## [WRITTEN PROBLEM]
Repeat the records in full and exactly, omitting pictures.

## [ENTRIES SUPPLIED]
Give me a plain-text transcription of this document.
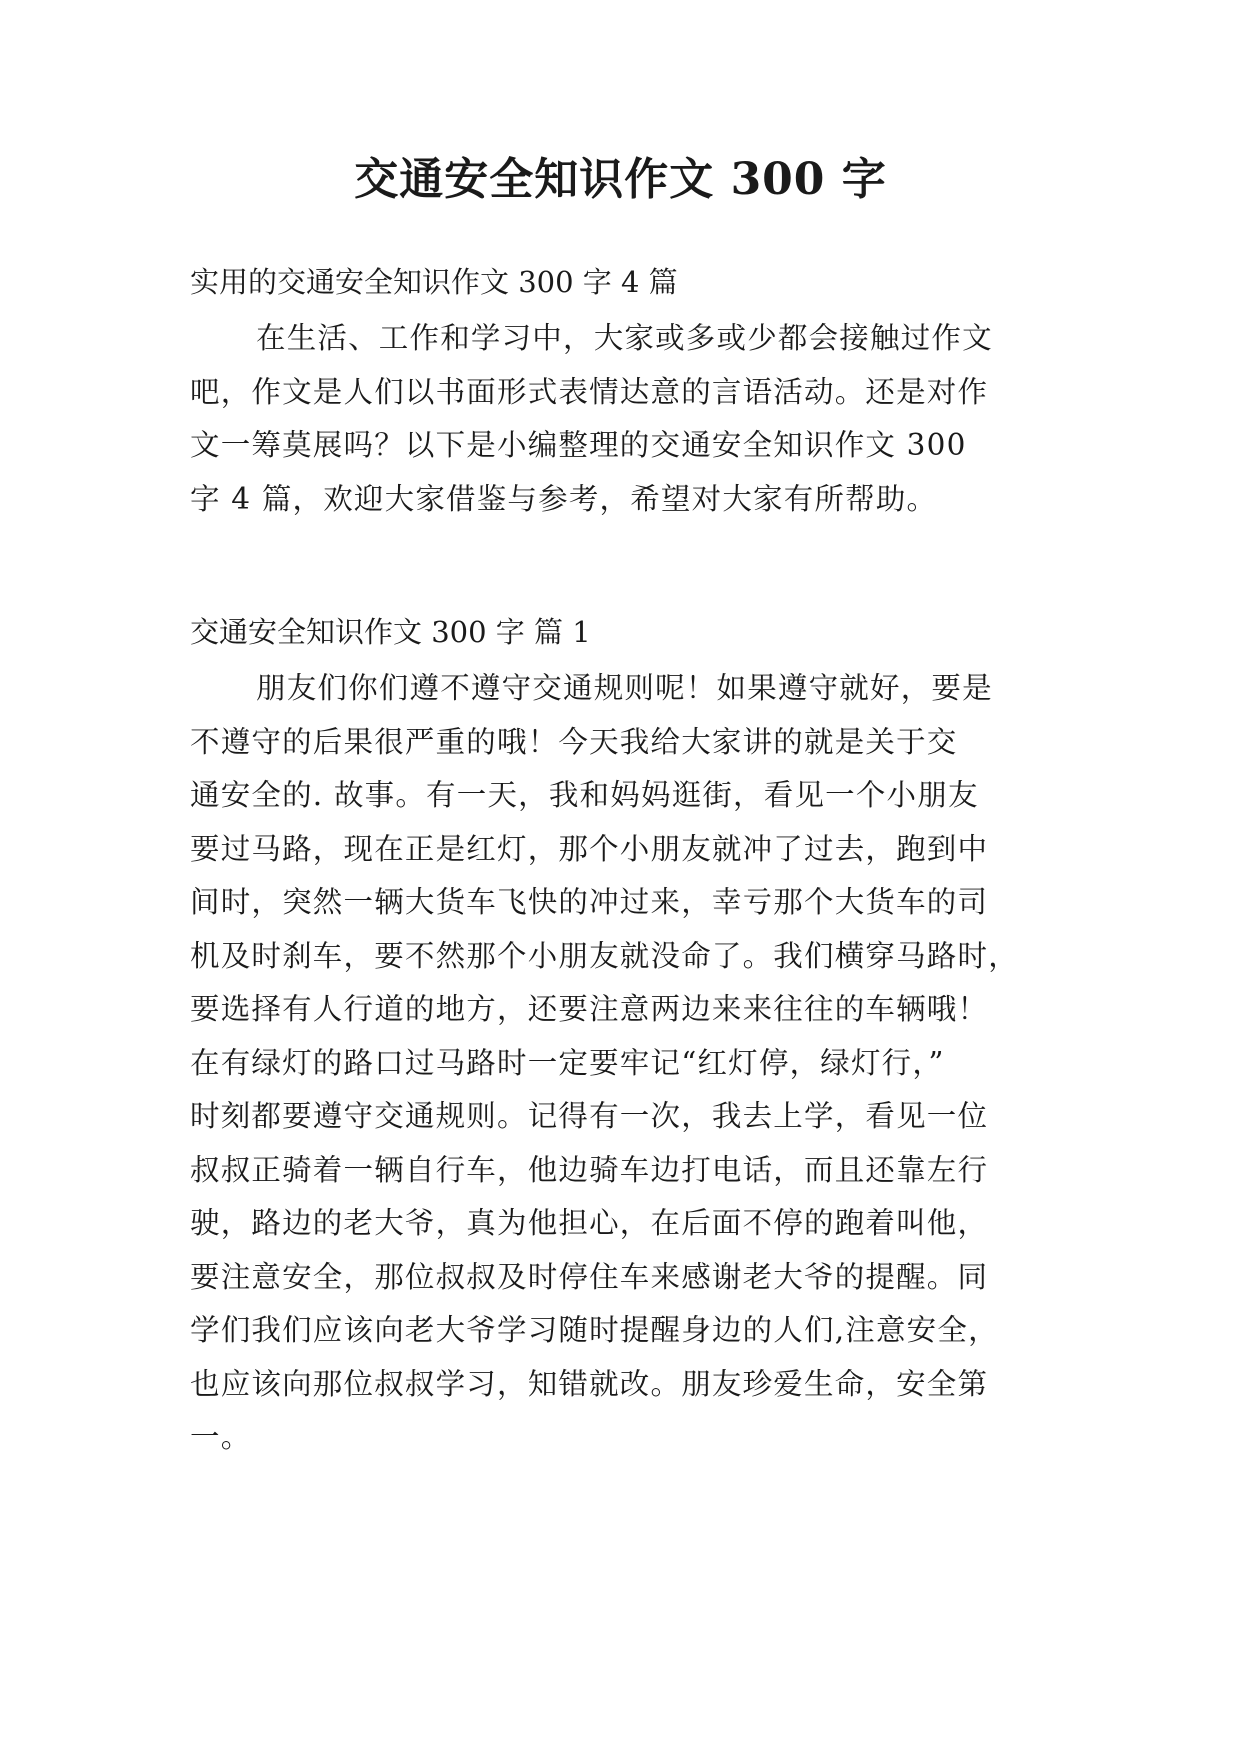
交通安全知识作文 300 字
实用的交通安全知识作文 300 字 4 篇
在生活、工作和学习中，大家或多或少都会接触过作文
吧，作文是人们以书面形式表情达意的言语活动。还是对作
文一筹莫展吗？以下是小编整理的交通安全知识作文 300
字 4 篇，欢迎大家借鉴与参考，希望对大家有所帮助。
交通安全知识作文 300 字 篇 1
朋友们你们遵不遵守交通规则呢！如果遵守就好，要是
不遵守的后果很严重的哦！今天我给大家讲的就是关于交
通安全的. 故事。有一天，我和妈妈逛街，看见一个小朋友
要过马路，现在正是红灯，那个小朋友就冲了过去，跑到中
间时，突然一辆大货车飞快的冲过来，幸亏那个大货车的司
机及时刹车，要不然那个小朋友就没命了。我们横穿马路时，
要选择有人行道的地方，还要注意两边来来往往的车辆哦！
在有绿灯的路口过马路时一定要牢记“红灯停，绿灯行，”
时刻都要遵守交通规则。记得有一次，我去上学，看见一位
叔叔正骑着一辆自行车，他边骑车边打电话，而且还靠左行
驶，路边的老大爷，真为他担心，在后面不停的跑着叫他，
要注意安全，那位叔叔及时停住车来感谢老大爷的提醒。同
学们我们应该向老大爷学习随时提醒身边的人们,注意安全，
也应该向那位叔叔学习，知错就改。朋友珍爱生命，安全第
一。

## [WRITTEN REPLY]
Give me a plain-text transcription of this document.
交通安全知识作文 300 字
实用的交通安全知识作文 300 字 4 篇
在生活、工作和学习中，大家或多或少都会接触过作文
吧，作文是人们以书面形式表情达意的言语活动。还是对作
文一筹莫展吗？以下是小编整理的交通安全知识作文 300
字 4 篇，欢迎大家借鉴与参考，希望对大家有所帮助。
交通安全知识作文 300 字 篇 1
朋友们你们遵不遵守交通规则呢！如果遵守就好，要是
不遵守的后果很严重的哦！今天我给大家讲的就是关于交
通安全的. 故事。有一天，我和妈妈逛街，看见一个小朋友
要过马路，现在正是红灯，那个小朋友就冲了过去，跑到中
间时，突然一辆大货车飞快的冲过来，幸亏那个大货车的司
机及时刹车，要不然那个小朋友就没命了。我们横穿马路时，
要选择有人行道的地方，还要注意两边来来往往的车辆哦！
在有绿灯的路口过马路时一定要牢记“红灯停，绿灯行，”
时刻都要遵守交通规则。记得有一次，我去上学，看见一位
叔叔正骑着一辆自行车，他边骑车边打电话，而且还靠左行
驶，路边的老大爷，真为他担心，在后面不停的跑着叫他，
要注意安全，那位叔叔及时停住车来感谢老大爷的提醒。同
学们我们应该向老大爷学习随时提醒身边的人们,注意安全，
也应该向那位叔叔学习，知错就改。朋友珍爱生命，安全第
一。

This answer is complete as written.